## GOAL OF THE EXERCISE:
Determine how many lines contain the string "title". Reply with that figure and nothing else.

Source records:
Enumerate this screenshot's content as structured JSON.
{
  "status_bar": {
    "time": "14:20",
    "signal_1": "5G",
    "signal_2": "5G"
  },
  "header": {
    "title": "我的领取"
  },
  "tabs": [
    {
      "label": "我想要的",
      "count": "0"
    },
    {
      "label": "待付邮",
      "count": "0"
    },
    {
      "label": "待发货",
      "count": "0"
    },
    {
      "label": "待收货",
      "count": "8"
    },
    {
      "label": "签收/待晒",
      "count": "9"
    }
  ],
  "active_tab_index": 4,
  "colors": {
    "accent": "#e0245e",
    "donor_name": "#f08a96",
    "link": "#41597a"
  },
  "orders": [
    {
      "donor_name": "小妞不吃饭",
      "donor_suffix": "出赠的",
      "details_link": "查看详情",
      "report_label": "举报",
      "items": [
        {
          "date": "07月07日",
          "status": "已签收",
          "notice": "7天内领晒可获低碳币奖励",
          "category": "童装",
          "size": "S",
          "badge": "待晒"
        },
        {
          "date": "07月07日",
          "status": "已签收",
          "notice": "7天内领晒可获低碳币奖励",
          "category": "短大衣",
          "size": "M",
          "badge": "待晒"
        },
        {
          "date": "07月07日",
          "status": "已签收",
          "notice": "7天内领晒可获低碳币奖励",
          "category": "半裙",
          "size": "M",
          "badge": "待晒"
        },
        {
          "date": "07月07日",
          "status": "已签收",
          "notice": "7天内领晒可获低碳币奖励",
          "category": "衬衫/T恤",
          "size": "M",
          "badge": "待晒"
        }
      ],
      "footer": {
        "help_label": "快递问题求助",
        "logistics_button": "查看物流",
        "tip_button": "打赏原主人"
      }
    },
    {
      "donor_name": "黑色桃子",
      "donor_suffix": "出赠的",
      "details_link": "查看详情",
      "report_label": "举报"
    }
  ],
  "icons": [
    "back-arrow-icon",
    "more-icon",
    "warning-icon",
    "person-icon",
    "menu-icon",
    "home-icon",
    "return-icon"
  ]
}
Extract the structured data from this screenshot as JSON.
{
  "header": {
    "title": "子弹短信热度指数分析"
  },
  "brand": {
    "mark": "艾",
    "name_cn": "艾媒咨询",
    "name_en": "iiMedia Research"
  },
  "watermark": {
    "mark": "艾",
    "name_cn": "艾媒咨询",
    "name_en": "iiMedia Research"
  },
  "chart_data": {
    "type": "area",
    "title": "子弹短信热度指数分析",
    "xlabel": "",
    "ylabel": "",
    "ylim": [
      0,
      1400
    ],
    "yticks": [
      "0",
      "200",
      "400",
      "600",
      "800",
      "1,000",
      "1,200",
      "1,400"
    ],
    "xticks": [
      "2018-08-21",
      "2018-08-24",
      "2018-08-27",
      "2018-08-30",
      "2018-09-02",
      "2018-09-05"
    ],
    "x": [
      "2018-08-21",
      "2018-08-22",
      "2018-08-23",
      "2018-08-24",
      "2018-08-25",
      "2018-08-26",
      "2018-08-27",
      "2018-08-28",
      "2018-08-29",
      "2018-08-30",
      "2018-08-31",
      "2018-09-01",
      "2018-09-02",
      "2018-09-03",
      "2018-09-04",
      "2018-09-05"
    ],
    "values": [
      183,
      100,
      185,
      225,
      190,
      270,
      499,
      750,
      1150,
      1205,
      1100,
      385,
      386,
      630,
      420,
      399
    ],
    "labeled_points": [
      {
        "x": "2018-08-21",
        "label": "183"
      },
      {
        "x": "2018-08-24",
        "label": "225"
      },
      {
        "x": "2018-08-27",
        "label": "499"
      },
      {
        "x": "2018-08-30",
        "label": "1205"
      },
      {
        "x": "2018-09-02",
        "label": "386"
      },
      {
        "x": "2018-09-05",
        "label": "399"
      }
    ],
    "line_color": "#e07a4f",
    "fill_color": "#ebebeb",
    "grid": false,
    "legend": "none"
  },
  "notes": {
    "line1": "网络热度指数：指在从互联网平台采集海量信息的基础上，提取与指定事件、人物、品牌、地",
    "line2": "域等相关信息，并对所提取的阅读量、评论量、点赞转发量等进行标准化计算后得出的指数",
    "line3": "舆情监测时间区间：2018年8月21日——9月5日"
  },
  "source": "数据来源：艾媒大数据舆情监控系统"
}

## EXPECTED ANSWER:
3